Lines that include the word "Recent" are the ones to copy.

### Supplied material
====================
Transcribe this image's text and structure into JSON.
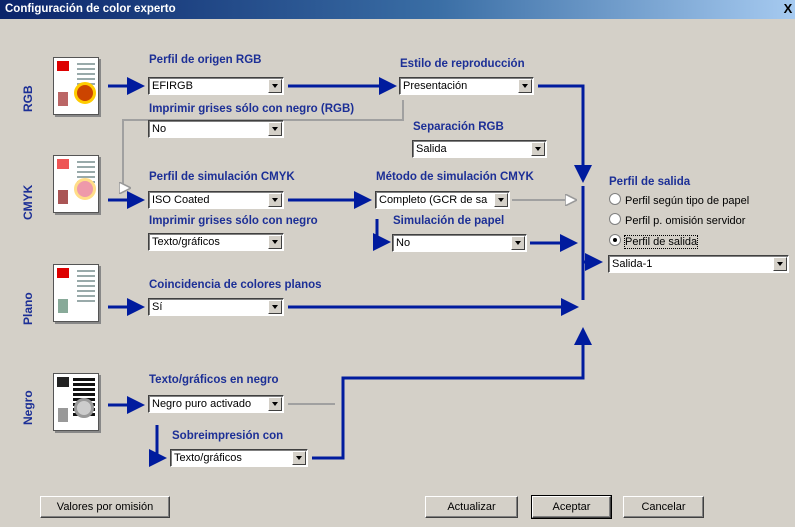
{
  "window": {
    "title": "Configuración de color experto",
    "close": "X"
  },
  "rows": {
    "rgb": "RGB",
    "cmyk": "CMYK",
    "plano": "Plano",
    "negro": "Negro"
  },
  "rgb": {
    "perfil_origen": {
      "label": "Perfil de origen RGB",
      "value": "EFIRGB"
    },
    "grises": {
      "label": "Imprimir grises sólo con negro (RGB)",
      "value": "No"
    },
    "estilo": {
      "label": "Estilo de reproducción",
      "value": "Presentación"
    },
    "separacion": {
      "label": "Separación RGB",
      "value": "Salida"
    }
  },
  "cmyk": {
    "perfil_sim": {
      "label": "Perfil de simulación CMYK",
      "value": "ISO Coated"
    },
    "grises": {
      "label": "Imprimir grises sólo con negro",
      "value": "Texto/gráficos"
    },
    "metodo": {
      "label": "Método de simulación CMYK",
      "value": "Completo (GCR de sa"
    },
    "papel": {
      "label": "Simulación de papel",
      "value": "No"
    }
  },
  "plano": {
    "coincidencia": {
      "label": "Coincidencia de colores planos",
      "value": "Sí"
    }
  },
  "negro": {
    "texto": {
      "label": "Texto/gráficos en negro",
      "value": "Negro puro activado"
    },
    "sobre": {
      "label": "Sobreimpresión con",
      "value": "Texto/gráficos"
    }
  },
  "salida": {
    "label": "Perfil de salida",
    "options": [
      "Perfil según tipo de papel",
      "Perfil p. omisión servidor",
      "Perfil de salida"
    ],
    "selected_index": 2,
    "value": "Salida-1"
  },
  "buttons": {
    "defaults": "Valores por omisión",
    "update": "Actualizar",
    "accept": "Aceptar",
    "cancel": "Cancelar"
  },
  "colors": {
    "accent": "#1c2f96",
    "flow": "#001b9e",
    "titlebar": "#0a246a"
  },
  "icons": [
    "document-icon",
    "color-swatch-icon",
    "grayscale-icon"
  ]
}
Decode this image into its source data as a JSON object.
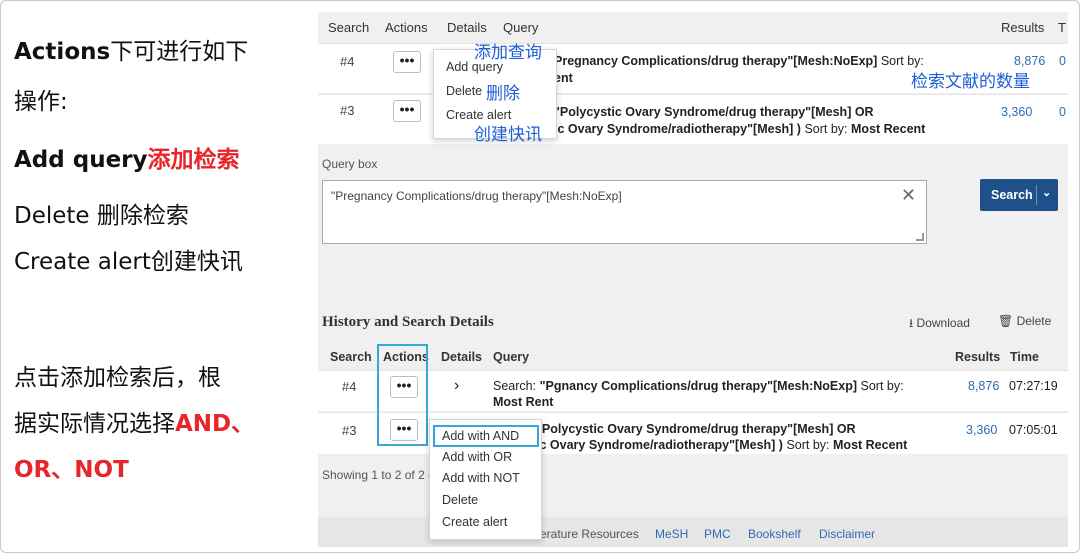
{
  "explanation": {
    "line1_a": "Actions",
    "line1_b": "下可进行如下",
    "line2": "操作:",
    "line3_a": "Add query",
    "line3_b": "添加检索",
    "line4": "Delete 删除检索",
    "line5": "Create alert创建快讯",
    "line6": "点击添加检索后，根",
    "line7_a": "据实际情况选择",
    "line7_b": "AND、",
    "line8": "OR、NOT"
  },
  "top_table": {
    "headers": [
      "Search",
      "Actions",
      "Details",
      "Query",
      "Results",
      "T"
    ],
    "rows": [
      {
        "num": "#4",
        "dots": "•••",
        "query_line1": "Pregnancy Complications/drug therapy\"[Mesh:NoExp]",
        "query_sortby": "Sort by:",
        "query_line2": "ent",
        "results": "8,876",
        "time_frag": "0"
      },
      {
        "num": "#3",
        "dots": "•••",
        "query_line1": "\"Polycystic Ovary Syndrome/drug therapy\"[Mesh] OR",
        "query_line2": "ic Ovary Syndrome/radiotherapy\"[Mesh] )",
        "query_sortby": "Sort by:",
        "query_sort_value": "Most Recent",
        "results": "3,360",
        "time_frag": "0"
      }
    ],
    "menu": [
      "Add query",
      "Delete",
      "Create alert"
    ]
  },
  "annotations": {
    "add_query": "添加查询",
    "delete": "删除",
    "create_alert": "创建快讯",
    "result_count": "检索文献的数量"
  },
  "query_box": {
    "label": "Query box",
    "value": "\"Pregnancy Complications/drug therapy\"[Mesh:NoExp]",
    "clear": "✕",
    "search_label": "Search",
    "search_chevron": "⌄"
  },
  "history": {
    "title": "History and Search Details",
    "download_icon": "⭳",
    "download_label": "Download",
    "delete_icon": "🗑",
    "delete_label": "Delete",
    "headers": [
      "Search",
      "Actions",
      "Details",
      "Query",
      "Results",
      "Time"
    ],
    "rows": [
      {
        "num": "#4",
        "dots": "•••",
        "chev": "›",
        "search_prefix": "Search:",
        "q1": "\"P",
        "q1b": "gnancy Complications/drug therapy\"[Mesh:NoExp]",
        "sortby": "Sort by:",
        "q2": "Most Re",
        "q2b": "nt",
        "results": "8,876",
        "time": "07:27:19"
      },
      {
        "num": "#3",
        "dots": "•••",
        "q1": "\"Polycystic Ovary Syndrome/drug therapy\"[Mesh] OR",
        "q2": "ic Ovary Syndrome/radiotherapy\"[Mesh] )",
        "sortby": "Sort by:",
        "sort_value": "Most Recent",
        "results": "3,360",
        "time": "07:05:01"
      }
    ],
    "menu": [
      "Add with AND",
      "Add with OR",
      "Add with NOT",
      "Delete",
      "Create alert"
    ],
    "showing": "Showing 1 to 2 of 2 e"
  },
  "footer": {
    "links": [
      "erature Resources",
      "MeSH",
      "PMC",
      "Bookshelf",
      "Disclaimer"
    ]
  },
  "colors": {
    "red_emphasis": "#e8262a",
    "annotation_blue": "#1e5fd6",
    "link_blue": "#2f6bb3",
    "search_button": "#20508a",
    "highlight_box": "#37a6d9"
  }
}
====================
### Response to this exercise
        "query_sort_value": "Most Recent",
        "sort_value": "Most Recent",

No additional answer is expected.